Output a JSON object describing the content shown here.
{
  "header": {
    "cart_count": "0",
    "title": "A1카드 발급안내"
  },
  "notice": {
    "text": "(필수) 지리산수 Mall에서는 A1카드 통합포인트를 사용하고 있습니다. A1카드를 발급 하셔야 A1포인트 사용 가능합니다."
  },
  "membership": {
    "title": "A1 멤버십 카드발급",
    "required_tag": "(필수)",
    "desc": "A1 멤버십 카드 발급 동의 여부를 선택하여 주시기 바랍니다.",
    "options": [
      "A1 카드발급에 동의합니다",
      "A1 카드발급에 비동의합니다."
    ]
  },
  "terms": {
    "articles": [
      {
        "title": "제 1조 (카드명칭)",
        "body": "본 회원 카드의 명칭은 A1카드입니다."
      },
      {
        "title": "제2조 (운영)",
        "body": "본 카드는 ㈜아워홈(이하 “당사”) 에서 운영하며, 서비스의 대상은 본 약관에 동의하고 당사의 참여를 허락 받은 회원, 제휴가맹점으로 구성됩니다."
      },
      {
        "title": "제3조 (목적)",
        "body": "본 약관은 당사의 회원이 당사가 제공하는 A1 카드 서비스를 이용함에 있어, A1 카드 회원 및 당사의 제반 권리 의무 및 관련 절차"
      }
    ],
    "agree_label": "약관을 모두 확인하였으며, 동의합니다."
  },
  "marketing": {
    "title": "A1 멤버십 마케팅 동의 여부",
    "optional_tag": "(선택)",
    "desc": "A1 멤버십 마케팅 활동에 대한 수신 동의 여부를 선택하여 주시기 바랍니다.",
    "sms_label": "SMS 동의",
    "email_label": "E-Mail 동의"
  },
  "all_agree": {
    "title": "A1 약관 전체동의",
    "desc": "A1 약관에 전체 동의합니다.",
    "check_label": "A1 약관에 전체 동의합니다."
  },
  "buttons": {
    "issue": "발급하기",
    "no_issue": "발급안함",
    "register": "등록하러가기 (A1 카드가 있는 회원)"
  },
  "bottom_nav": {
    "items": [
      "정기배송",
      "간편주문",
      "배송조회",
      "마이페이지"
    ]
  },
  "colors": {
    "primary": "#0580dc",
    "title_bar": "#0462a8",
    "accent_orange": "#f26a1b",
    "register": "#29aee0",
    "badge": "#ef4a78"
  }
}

WHAT IS EXPECTED: Filter the listing above for the string "바랍니다" and copy every matching line.

TASK RESPONSE:
    "desc": "A1 멤버십 카드 발급 동의 여부를 선택하여 주시기 바랍니다.",
    "desc": "A1 멤버십 마케팅 활동에 대한 수신 동의 여부를 선택하여 주시기 바랍니다.",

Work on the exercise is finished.